• Stored rows
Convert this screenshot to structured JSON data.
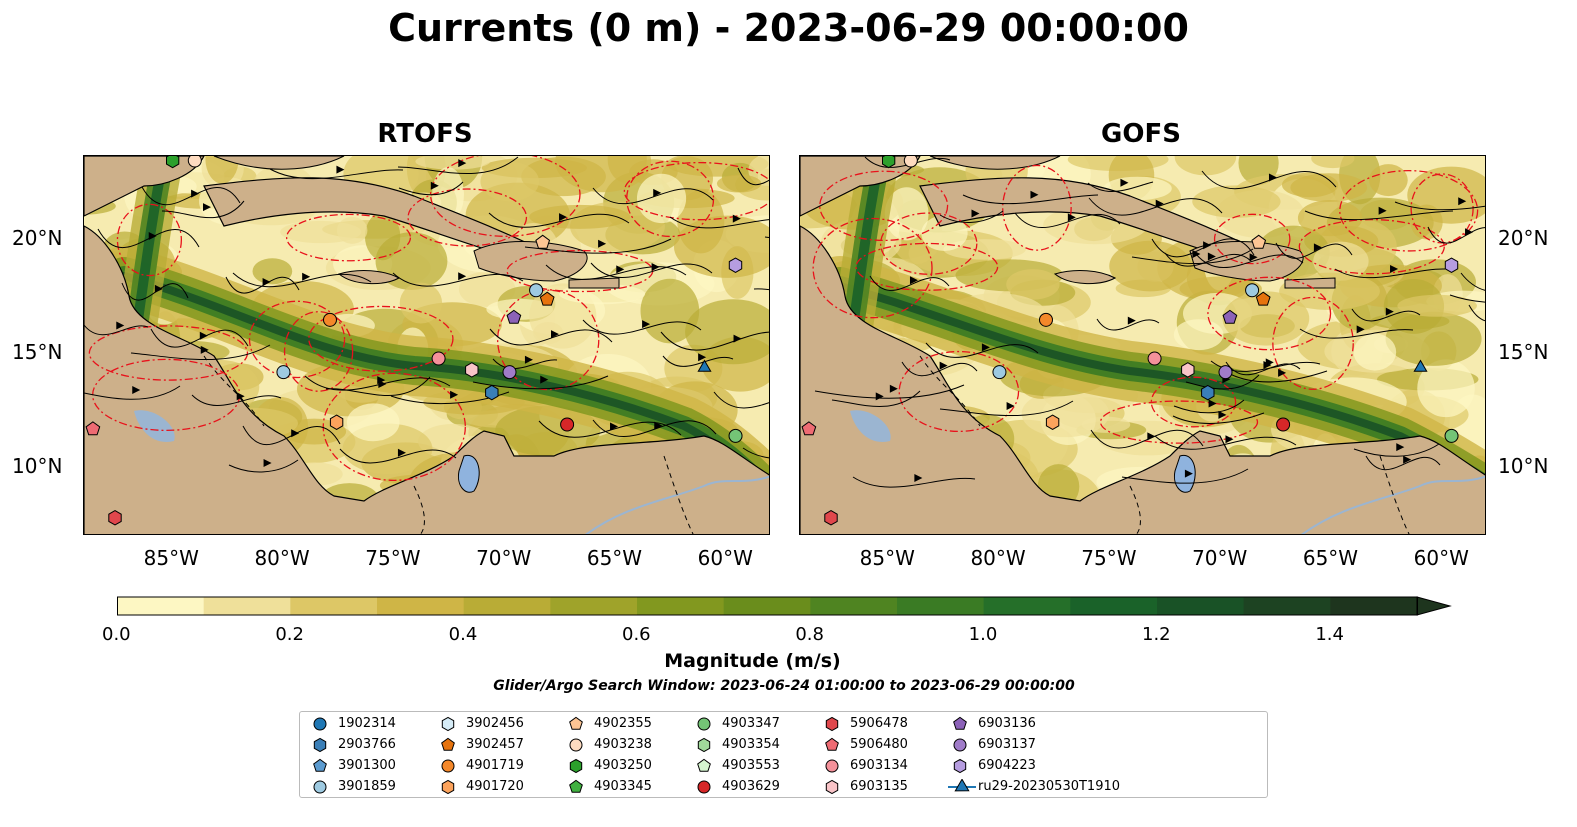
{
  "title": "Currents (0 m) - 2023-06-29 00:00:00",
  "panels": [
    {
      "title": "RTOFS",
      "lat_labels_side": "left"
    },
    {
      "title": "GOFS",
      "lat_labels_side": "right"
    }
  ],
  "axes": {
    "x_ticks": [
      "85°W",
      "80°W",
      "75°W",
      "70°W",
      "65°W",
      "60°W"
    ],
    "x_values": [
      -85,
      -80,
      -75,
      -70,
      -65,
      -60
    ],
    "y_ticks": [
      "20°N",
      "15°N",
      "10°N"
    ],
    "y_values": [
      20,
      15,
      10
    ],
    "lon_range": [
      -89,
      -58
    ],
    "lat_range": [
      7,
      23.7
    ]
  },
  "colorbar": {
    "label": "Magnitude (m/s)",
    "ticks": [
      "0.0",
      "0.2",
      "0.4",
      "0.6",
      "0.8",
      "1.0",
      "1.2",
      "1.4"
    ],
    "tick_values": [
      0.0,
      0.2,
      0.4,
      0.6,
      0.8,
      1.0,
      1.2,
      1.4
    ],
    "range": [
      0,
      1.5
    ],
    "extend": "max",
    "colors": [
      "#fdf7c3",
      "#efe09a",
      "#ddc766",
      "#cfb546",
      "#b9ac36",
      "#9fa32a",
      "#82981f",
      "#6a8d1c",
      "#4f8421",
      "#3a7b24",
      "#256f29",
      "#1a6229",
      "#195226",
      "#1d4322",
      "#1e351e"
    ]
  },
  "search_window": "Glider/Argo Search Window: 2023-06-24 01:00:00 to 2023-06-29 00:00:00",
  "legend": [
    {
      "label": "1902314",
      "marker": "circle",
      "color": "#1f77b4"
    },
    {
      "label": "2903766",
      "marker": "hexagon",
      "color": "#3a7fb8"
    },
    {
      "label": "3901300",
      "marker": "pentagon",
      "color": "#5b9bd0"
    },
    {
      "label": "3901859",
      "marker": "circle",
      "color": "#9ecae1"
    },
    {
      "label": "3902456",
      "marker": "hexagon",
      "color": "#d6ecf7"
    },
    {
      "label": "3902457",
      "marker": "pentagon",
      "color": "#e6730e"
    },
    {
      "label": "4901719",
      "marker": "circle",
      "color": "#f4882a"
    },
    {
      "label": "4901720",
      "marker": "hexagon",
      "color": "#fca35c"
    },
    {
      "label": "4902355",
      "marker": "pentagon",
      "color": "#fdc594"
    },
    {
      "label": "4903238",
      "marker": "circle",
      "color": "#fddbc0"
    },
    {
      "label": "4903250",
      "marker": "hexagon",
      "color": "#2ca02c"
    },
    {
      "label": "4903345",
      "marker": "pentagon",
      "color": "#40b040"
    },
    {
      "label": "4903347",
      "marker": "circle",
      "color": "#74c476"
    },
    {
      "label": "4903354",
      "marker": "hexagon",
      "color": "#a1d99b"
    },
    {
      "label": "4903553",
      "marker": "pentagon",
      "color": "#d6f5d0"
    },
    {
      "label": "4903629",
      "marker": "circle",
      "color": "#d62728"
    },
    {
      "label": "5906478",
      "marker": "hexagon",
      "color": "#e0474c"
    },
    {
      "label": "5906480",
      "marker": "pentagon",
      "color": "#ee6b73"
    },
    {
      "label": "6903134",
      "marker": "circle",
      "color": "#f4919a"
    },
    {
      "label": "6903135",
      "marker": "hexagon",
      "color": "#f9c4c8"
    },
    {
      "label": "6903136",
      "marker": "pentagon",
      "color": "#8c62b8"
    },
    {
      "label": "6903137",
      "marker": "circle",
      "color": "#a07cc9"
    },
    {
      "label": "6904223",
      "marker": "hexagon",
      "color": "#b69de0"
    },
    {
      "label": "ru29-20230530T1910",
      "marker": "triangle-line",
      "color": "#1f77b4"
    }
  ],
  "platforms": [
    {
      "id": "4903250",
      "lon": -85.0,
      "lat": 23.5,
      "marker": "hexagon",
      "color": "#2ca02c"
    },
    {
      "id": "4903238",
      "lon": -84.0,
      "lat": 23.5,
      "marker": "circle",
      "color": "#fddbc0"
    },
    {
      "id": "6904223",
      "lon": -59.6,
      "lat": 18.9,
      "marker": "hexagon",
      "color": "#b69de0"
    },
    {
      "id": "4902355",
      "lon": -68.3,
      "lat": 19.9,
      "marker": "pentagon",
      "color": "#fdc594"
    },
    {
      "id": "3901859",
      "lon": -68.6,
      "lat": 17.8,
      "marker": "circle",
      "color": "#9ecae1"
    },
    {
      "id": "3902457",
      "lon": -68.1,
      "lat": 17.4,
      "marker": "pentagon",
      "color": "#e6730e"
    },
    {
      "id": "4901719",
      "lon": -77.9,
      "lat": 16.5,
      "marker": "circle",
      "color": "#f4882a"
    },
    {
      "id": "6903136",
      "lon": -69.6,
      "lat": 16.6,
      "marker": "pentagon",
      "color": "#8c62b8"
    },
    {
      "id": "6903134",
      "lon": -73.0,
      "lat": 14.8,
      "marker": "circle",
      "color": "#f4919a"
    },
    {
      "id": "6903135",
      "lon": -71.5,
      "lat": 14.3,
      "marker": "hexagon",
      "color": "#f9c4c8"
    },
    {
      "id": "6903137",
      "lon": -69.8,
      "lat": 14.2,
      "marker": "circle",
      "color": "#a07cc9"
    },
    {
      "id": "3901859",
      "lon": -80.0,
      "lat": 14.2,
      "marker": "circle",
      "color": "#9ecae1"
    },
    {
      "id": "2903766",
      "lon": -70.6,
      "lat": 13.3,
      "marker": "hexagon",
      "color": "#3a7fb8"
    },
    {
      "id": "4901720",
      "lon": -77.6,
      "lat": 12.0,
      "marker": "hexagon",
      "color": "#fca35c"
    },
    {
      "id": "4903629",
      "lon": -67.2,
      "lat": 11.9,
      "marker": "circle",
      "color": "#d62728"
    },
    {
      "id": "4903347",
      "lon": -59.6,
      "lat": 11.4,
      "marker": "circle",
      "color": "#74c476"
    },
    {
      "id": "5906480",
      "lon": -88.6,
      "lat": 11.7,
      "marker": "pentagon",
      "color": "#ee6b73"
    },
    {
      "id": "5906478",
      "lon": -87.6,
      "lat": 7.8,
      "marker": "hexagon",
      "color": "#e0474c"
    },
    {
      "id": "ru29-20230530T1910",
      "lon": -61.0,
      "lat": 14.4,
      "marker": "triangle",
      "color": "#1f77b4"
    }
  ]
}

• Problem requirements
Please set down each line of the data above exactly as written, without the pictures.

• Complete response
Convert this screenshot to structured JSON data.
{
  "title": "Currents (0 m) - 2023-06-29 00:00:00",
  "panels": [
    {
      "title": "RTOFS",
      "lat_labels_side": "left"
    },
    {
      "title": "GOFS",
      "lat_labels_side": "right"
    }
  ],
  "axes": {
    "x_ticks": [
      "85°W",
      "80°W",
      "75°W",
      "70°W",
      "65°W",
      "60°W"
    ],
    "x_values": [
      -85,
      -80,
      -75,
      -70,
      -65,
      -60
    ],
    "y_ticks": [
      "20°N",
      "15°N",
      "10°N"
    ],
    "y_values": [
      20,
      15,
      10
    ],
    "lon_range": [
      -89,
      -58
    ],
    "lat_range": [
      7,
      23.7
    ]
  },
  "colorbar": {
    "label": "Magnitude (m/s)",
    "ticks": [
      "0.0",
      "0.2",
      "0.4",
      "0.6",
      "0.8",
      "1.0",
      "1.2",
      "1.4"
    ],
    "tick_values": [
      0.0,
      0.2,
      0.4,
      0.6,
      0.8,
      1.0,
      1.2,
      1.4
    ],
    "range": [
      0,
      1.5
    ],
    "extend": "max",
    "colors": [
      "#fdf7c3",
      "#efe09a",
      "#ddc766",
      "#cfb546",
      "#b9ac36",
      "#9fa32a",
      "#82981f",
      "#6a8d1c",
      "#4f8421",
      "#3a7b24",
      "#256f29",
      "#1a6229",
      "#195226",
      "#1d4322",
      "#1e351e"
    ]
  },
  "search_window": "Glider/Argo Search Window: 2023-06-24 01:00:00 to 2023-06-29 00:00:00",
  "legend": [
    {
      "label": "1902314",
      "marker": "circle",
      "color": "#1f77b4"
    },
    {
      "label": "2903766",
      "marker": "hexagon",
      "color": "#3a7fb8"
    },
    {
      "label": "3901300",
      "marker": "pentagon",
      "color": "#5b9bd0"
    },
    {
      "label": "3901859",
      "marker": "circle",
      "color": "#9ecae1"
    },
    {
      "label": "3902456",
      "marker": "hexagon",
      "color": "#d6ecf7"
    },
    {
      "label": "3902457",
      "marker": "pentagon",
      "color": "#e6730e"
    },
    {
      "label": "4901719",
      "marker": "circle",
      "color": "#f4882a"
    },
    {
      "label": "4901720",
      "marker": "hexagon",
      "color": "#fca35c"
    },
    {
      "label": "4902355",
      "marker": "pentagon",
      "color": "#fdc594"
    },
    {
      "label": "4903238",
      "marker": "circle",
      "color": "#fddbc0"
    },
    {
      "label": "4903250",
      "marker": "hexagon",
      "color": "#2ca02c"
    },
    {
      "label": "4903345",
      "marker": "pentagon",
      "color": "#40b040"
    },
    {
      "label": "4903347",
      "marker": "circle",
      "color": "#74c476"
    },
    {
      "label": "4903354",
      "marker": "hexagon",
      "color": "#a1d99b"
    },
    {
      "label": "4903553",
      "marker": "pentagon",
      "color": "#d6f5d0"
    },
    {
      "label": "4903629",
      "marker": "circle",
      "color": "#d62728"
    },
    {
      "label": "5906478",
      "marker": "hexagon",
      "color": "#e0474c"
    },
    {
      "label": "5906480",
      "marker": "pentagon",
      "color": "#ee6b73"
    },
    {
      "label": "6903134",
      "marker": "circle",
      "color": "#f4919a"
    },
    {
      "label": "6903135",
      "marker": "hexagon",
      "color": "#f9c4c8"
    },
    {
      "label": "6903136",
      "marker": "pentagon",
      "color": "#8c62b8"
    },
    {
      "label": "6903137",
      "marker": "circle",
      "color": "#a07cc9"
    },
    {
      "label": "6904223",
      "marker": "hexagon",
      "color": "#b69de0"
    },
    {
      "label": "ru29-20230530T1910",
      "marker": "triangle-line",
      "color": "#1f77b4"
    }
  ],
  "platforms": [
    {
      "id": "4903250",
      "lon": -85.0,
      "lat": 23.5,
      "marker": "hexagon",
      "color": "#2ca02c"
    },
    {
      "id": "4903238",
      "lon": -84.0,
      "lat": 23.5,
      "marker": "circle",
      "color": "#fddbc0"
    },
    {
      "id": "6904223",
      "lon": -59.6,
      "lat": 18.9,
      "marker": "hexagon",
      "color": "#b69de0"
    },
    {
      "id": "4902355",
      "lon": -68.3,
      "lat": 19.9,
      "marker": "pentagon",
      "color": "#fdc594"
    },
    {
      "id": "3901859",
      "lon": -68.6,
      "lat": 17.8,
      "marker": "circle",
      "color": "#9ecae1"
    },
    {
      "id": "3902457",
      "lon": -68.1,
      "lat": 17.4,
      "marker": "pentagon",
      "color": "#e6730e"
    },
    {
      "id": "4901719",
      "lon": -77.9,
      "lat": 16.5,
      "marker": "circle",
      "color": "#f4882a"
    },
    {
      "id": "6903136",
      "lon": -69.6,
      "lat": 16.6,
      "marker": "pentagon",
      "color": "#8c62b8"
    },
    {
      "id": "6903134",
      "lon": -73.0,
      "lat": 14.8,
      "marker": "circle",
      "color": "#f4919a"
    },
    {
      "id": "6903135",
      "lon": -71.5,
      "lat": 14.3,
      "marker": "hexagon",
      "color": "#f9c4c8"
    },
    {
      "id": "6903137",
      "lon": -69.8,
      "lat": 14.2,
      "marker": "circle",
      "color": "#a07cc9"
    },
    {
      "id": "3901859",
      "lon": -80.0,
      "lat": 14.2,
      "marker": "circle",
      "color": "#9ecae1"
    },
    {
      "id": "2903766",
      "lon": -70.6,
      "lat": 13.3,
      "marker": "hexagon",
      "color": "#3a7fb8"
    },
    {
      "id": "4901720",
      "lon": -77.6,
      "lat": 12.0,
      "marker": "hexagon",
      "color": "#fca35c"
    },
    {
      "id": "4903629",
      "lon": -67.2,
      "lat": 11.9,
      "marker": "circle",
      "color": "#d62728"
    },
    {
      "id": "4903347",
      "lon": -59.6,
      "lat": 11.4,
      "marker": "circle",
      "color": "#74c476"
    },
    {
      "id": "5906480",
      "lon": -88.6,
      "lat": 11.7,
      "marker": "pentagon",
      "color": "#ee6b73"
    },
    {
      "id": "5906478",
      "lon": -87.6,
      "lat": 7.8,
      "marker": "hexagon",
      "color": "#e0474c"
    },
    {
      "id": "ru29-20230530T1910",
      "lon": -61.0,
      "lat": 14.4,
      "marker": "triangle",
      "color": "#1f77b4"
    }
  ]
}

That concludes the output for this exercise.